Prompt A:
According to the excerpt on reinforcement learning, which type of method learns faster from less data?

When to use: When the environment is well-defined and does not change over time. The agent can invest effort in building an accurate model and then exploit it efficiently.

Definition

Model-free RL: The agent does not build a model of the environment. Instead, it directly learns which actions lead to good outcomes through trial-and-error, storing only the learned values or policy.

When to use: When the environment is unknown, complex, or changes over time. Building an accurate model would be too difficult or unreliable.

Why This Distinction Matters

Model-based methods are more sample-efficient (they learn faster from less data) because they can plan using their model. Model-free methods are more flexible and work in environments that are too complex to model. Most modern RL algorithms (Q-learning, REINFORCE, etc.) are model-free.

9. The REINFORCE Algorithm

Definition

REINFORCE is a policy gradient method. Instead of learning the value of each state-action pair (like Q-learning), it directly learns a policy $ \pi_\theta(a|s) $—a function parameterized by $ \theta $ that outputs the probability of taking action $ a $ in state $ s $.

Why Policy Gradients Exist

Some RL problems have continuous action spaces (e.g., how much to turn a steering wheel), making it impractical to store a value for every possible action. Policy gradient methods handle this by learning a parameterized function that directly outputs actions or action probabilities. REINFORCE is the simplest such method.

Key Concepts

Trajectory

A trajectory $ \tau $ is a complete sequence of states and actions:

\tau = s_0, a_0, s_1, a_1, \ldots, s_T

It records one full episode of the agent interacting with the environment.

Extracted entries:
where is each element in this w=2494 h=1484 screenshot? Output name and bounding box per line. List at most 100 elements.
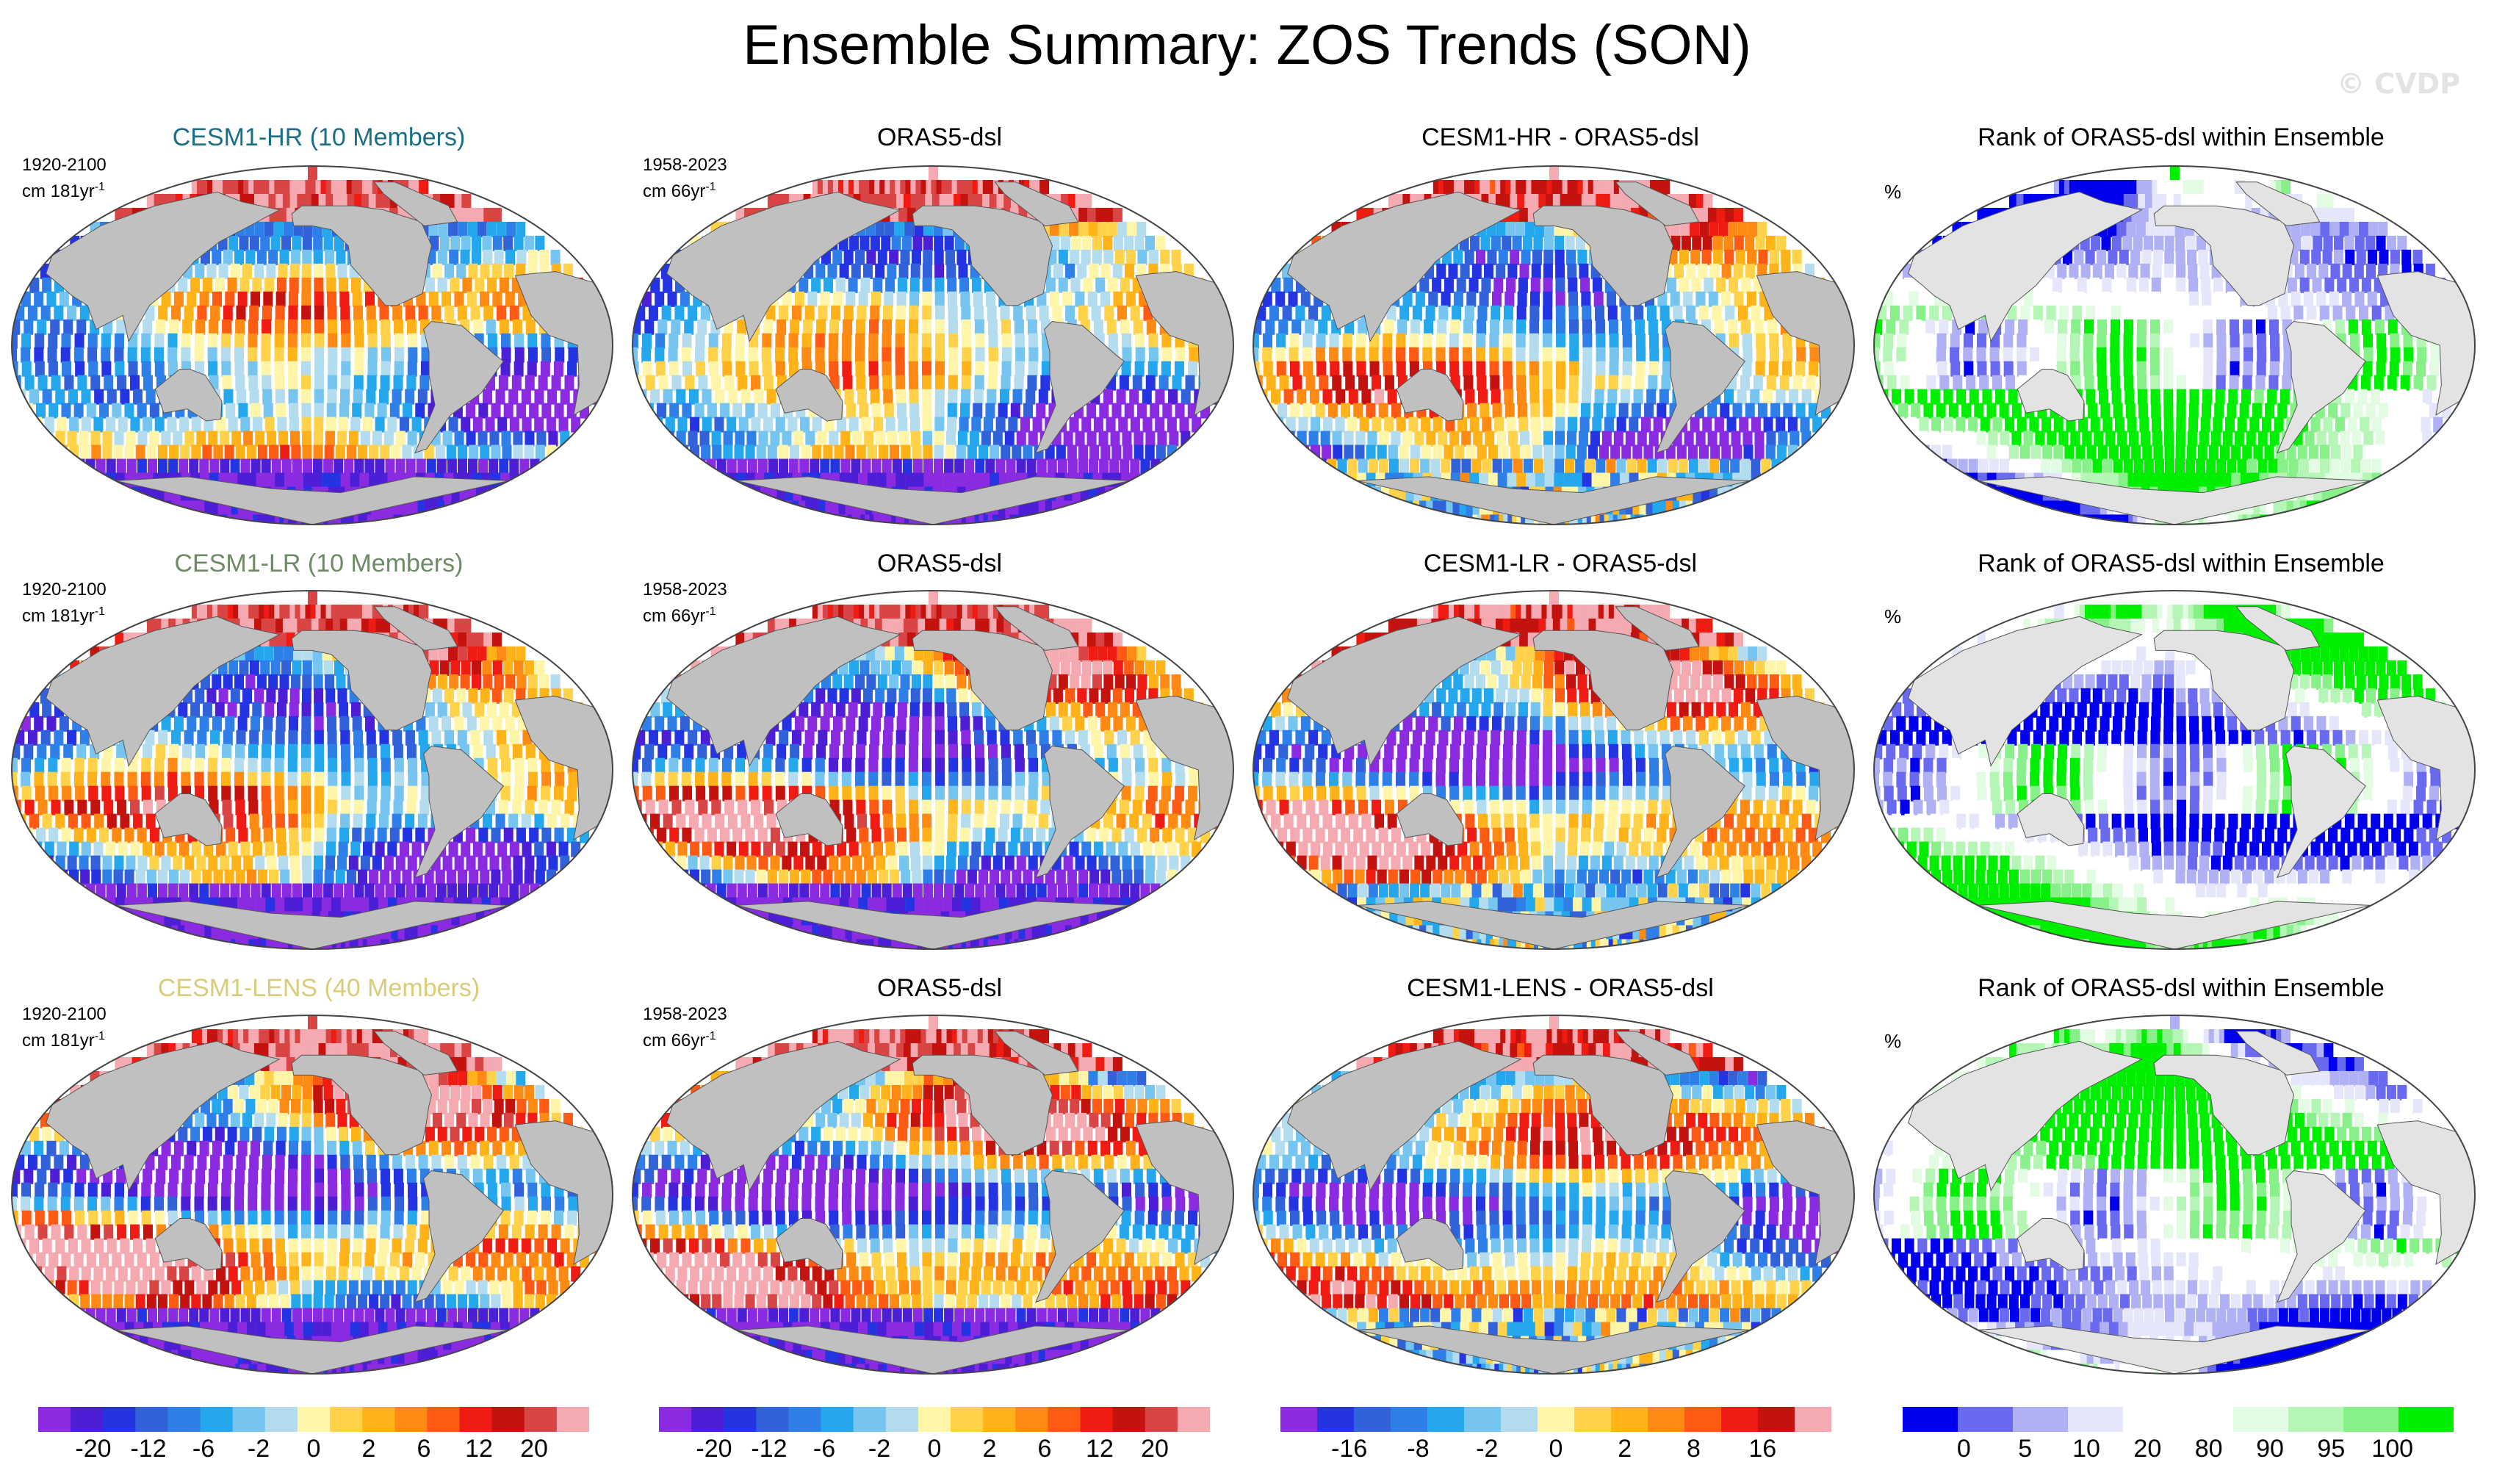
colorbar-segment xyxy=(103,1407,136,1432)
model-field xyxy=(12,1015,613,1374)
continent-outline xyxy=(1356,476,1751,525)
continent-outline xyxy=(1908,191,2143,342)
map-panel-model: CESM1-LR (10 Members) 1920-2100 cm 181yr-1 xyxy=(7,542,630,967)
colorbar-segment xyxy=(1574,1407,1612,1432)
colorbar-tick-label: -12 xyxy=(130,1435,167,1463)
colorbar-segment xyxy=(38,1407,71,1432)
continent-outline xyxy=(291,1054,433,1156)
continent-outline xyxy=(46,616,281,767)
continent-outline xyxy=(1287,191,1522,342)
continent-outline xyxy=(414,1170,504,1303)
continent-outline xyxy=(1396,369,1464,422)
colorbar-segment xyxy=(918,1407,951,1432)
map-panel-model: CESM1-LENS (40 Members) 1920-2100 cm 181yr… xyxy=(7,967,630,1391)
continent-outline xyxy=(373,181,458,226)
map-panel-diff: CESM1-LENS - ORAS5-dsl xyxy=(1249,967,1872,1391)
colorbar-segment xyxy=(264,1407,298,1432)
world-map xyxy=(632,1015,1234,1375)
colorbar-segment xyxy=(297,1407,331,1432)
continent-outline xyxy=(373,1031,458,1076)
colorbar-segment xyxy=(1112,1407,1146,1432)
colorbar-segment xyxy=(1648,1407,1685,1432)
colorbar-tick-label: 100 xyxy=(2371,1435,2414,1463)
colorbar-segment xyxy=(788,1407,822,1432)
continent-outline xyxy=(666,1040,901,1192)
trend-unit: cm 66yr-1 xyxy=(643,601,727,627)
map-border xyxy=(1873,590,2476,950)
world-map xyxy=(1873,165,2476,525)
continent-outline xyxy=(46,191,281,342)
continent-outline xyxy=(291,205,433,306)
colorbar-segment xyxy=(756,1407,789,1432)
continent-outline xyxy=(514,696,613,840)
continent-outline xyxy=(1756,696,1854,840)
continent-outline xyxy=(2376,1120,2475,1265)
continent-outline xyxy=(666,191,901,342)
panel-title: CESM1-LENS - ORAS5-dsl xyxy=(1407,974,1714,1002)
colorbar-segment xyxy=(1538,1407,1575,1432)
model-field xyxy=(12,591,613,949)
colorbar-tick-label: 0 xyxy=(1549,1435,1563,1463)
colorbar-tick-label: 2 xyxy=(361,1435,376,1463)
map-border xyxy=(1873,165,2476,525)
period-years: 1958-2023 xyxy=(643,1004,727,1024)
colorbar-segment xyxy=(724,1407,757,1432)
period-label: 1920-2100 cm 181yr-1 xyxy=(22,579,107,627)
continent-outline xyxy=(1615,1031,1700,1076)
continent-outline xyxy=(1356,1325,1751,1374)
percent-unit: % xyxy=(1884,1030,1902,1052)
map-panel-diff: CESM1-LR - ORAS5-dsl xyxy=(1249,542,1872,967)
continent-outline xyxy=(2376,696,2475,840)
continent-outline xyxy=(775,369,843,422)
colorbar-segment xyxy=(1177,1407,1210,1432)
colorbar-segment xyxy=(491,1407,525,1432)
continent-outline xyxy=(1135,271,1233,416)
colorbar-segment xyxy=(1317,1407,1355,1432)
trend-unit-text: cm 181yr xyxy=(22,1031,95,1051)
trend-unit: cm 181yr-1 xyxy=(22,176,107,203)
percent-unit: % xyxy=(1884,605,1902,627)
colorbar-tick-label: 8 xyxy=(1687,1435,1701,1463)
map-border xyxy=(1253,1015,1855,1375)
colorbar-tick-labels: -20 -12 -6 -2 0 2 6 12 20 xyxy=(659,1435,1210,1464)
colorbar-tick-label: 6 xyxy=(417,1435,431,1463)
colorbar-segment xyxy=(821,1407,854,1432)
trend-unit-text: cm 181yr xyxy=(22,181,95,201)
world-map xyxy=(1873,590,2476,950)
colorbar-segment xyxy=(983,1407,1016,1432)
colorbar-segment xyxy=(1080,1407,1114,1432)
colorbar-tick-label: 2 xyxy=(1618,1435,1632,1463)
colorbar-tick-label: 0 xyxy=(927,1435,942,1463)
colorbar-tick-label: 20 xyxy=(520,1435,548,1463)
colorbar-segment xyxy=(1145,1407,1178,1432)
map-border xyxy=(632,1015,1234,1375)
continent-outline xyxy=(775,793,843,846)
colorbar-tick-label: 10 xyxy=(2072,1435,2100,1463)
map-border xyxy=(1253,165,1855,525)
colorbar-segment xyxy=(1721,1407,1759,1432)
map-border xyxy=(632,590,1234,950)
continent-outline xyxy=(1035,745,1125,879)
continent-outline xyxy=(2277,1170,2366,1303)
continent-outline xyxy=(1656,1170,1745,1303)
continent-outline xyxy=(154,369,223,422)
world-map xyxy=(11,590,613,950)
colorbar-segment xyxy=(200,1407,234,1432)
colorbar-tick-labels: 0 5 10 20 80 90 95 100 xyxy=(1903,1435,2454,1464)
colorbar-segment xyxy=(2178,1407,2234,1432)
continent-outline xyxy=(1977,1325,2372,1374)
map-panel-diff: CESM1-HR - ORAS5-dsl xyxy=(1249,118,1872,542)
world-map xyxy=(11,1015,613,1375)
colorbar-tick-label: 0 xyxy=(1956,1435,1971,1463)
colorbar-segment xyxy=(459,1407,493,1432)
continent-outline xyxy=(994,181,1079,226)
continent-outline xyxy=(912,205,1053,306)
map-panel-model: CESM1-HR (10 Members) 1920-2100 cm 181yr-1 xyxy=(7,118,630,542)
world-map xyxy=(632,590,1234,950)
unit-exponent: -1 xyxy=(94,181,105,193)
rank-field xyxy=(1874,1015,2475,1374)
continent-outline xyxy=(373,606,458,651)
colorbar-segment xyxy=(951,1407,984,1432)
trend-unit: cm 181yr-1 xyxy=(22,601,107,627)
panel-title: CESM1-HR - ORAS5-dsl xyxy=(1421,123,1699,151)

Prompt B:
Retype the part of the entries that opens with the line containing "colorbar-segment xyxy=(103,1407,136,1432)" and closes with the line containing "colorbar-segment xyxy=(297,1407,331,1432)", including both of those lines.

Complete response A:
Model-based methods.

Complete response B:
colorbar-segment xyxy=(103,1407,136,1432)
model-field xyxy=(12,1015,613,1374)
continent-outline xyxy=(1356,476,1751,525)
continent-outline xyxy=(1908,191,2143,342)
map-panel-model: CESM1-LR (10 Members) 1920-2100 cm 181yr-1 xyxy=(7,542,630,967)
colorbar-segment xyxy=(1574,1407,1612,1432)
colorbar-tick-label: -12 xyxy=(130,1435,167,1463)
colorbar-segment xyxy=(38,1407,71,1432)
continent-outline xyxy=(291,1054,433,1156)
continent-outline xyxy=(46,616,281,767)
continent-outline xyxy=(1287,191,1522,342)
continent-outline xyxy=(414,1170,504,1303)
continent-outline xyxy=(1396,369,1464,422)
colorbar-segment xyxy=(918,1407,951,1432)
map-panel-model: CESM1-LENS (40 Members) 1920-2100 cm 181yr… xyxy=(7,967,630,1391)
continent-outline xyxy=(373,181,458,226)
map-panel-diff: CESM1-LENS - ORAS5-dsl xyxy=(1249,967,1872,1391)
colorbar-segment xyxy=(264,1407,298,1432)
world-map xyxy=(632,1015,1234,1375)
colorbar-segment xyxy=(297,1407,331,1432)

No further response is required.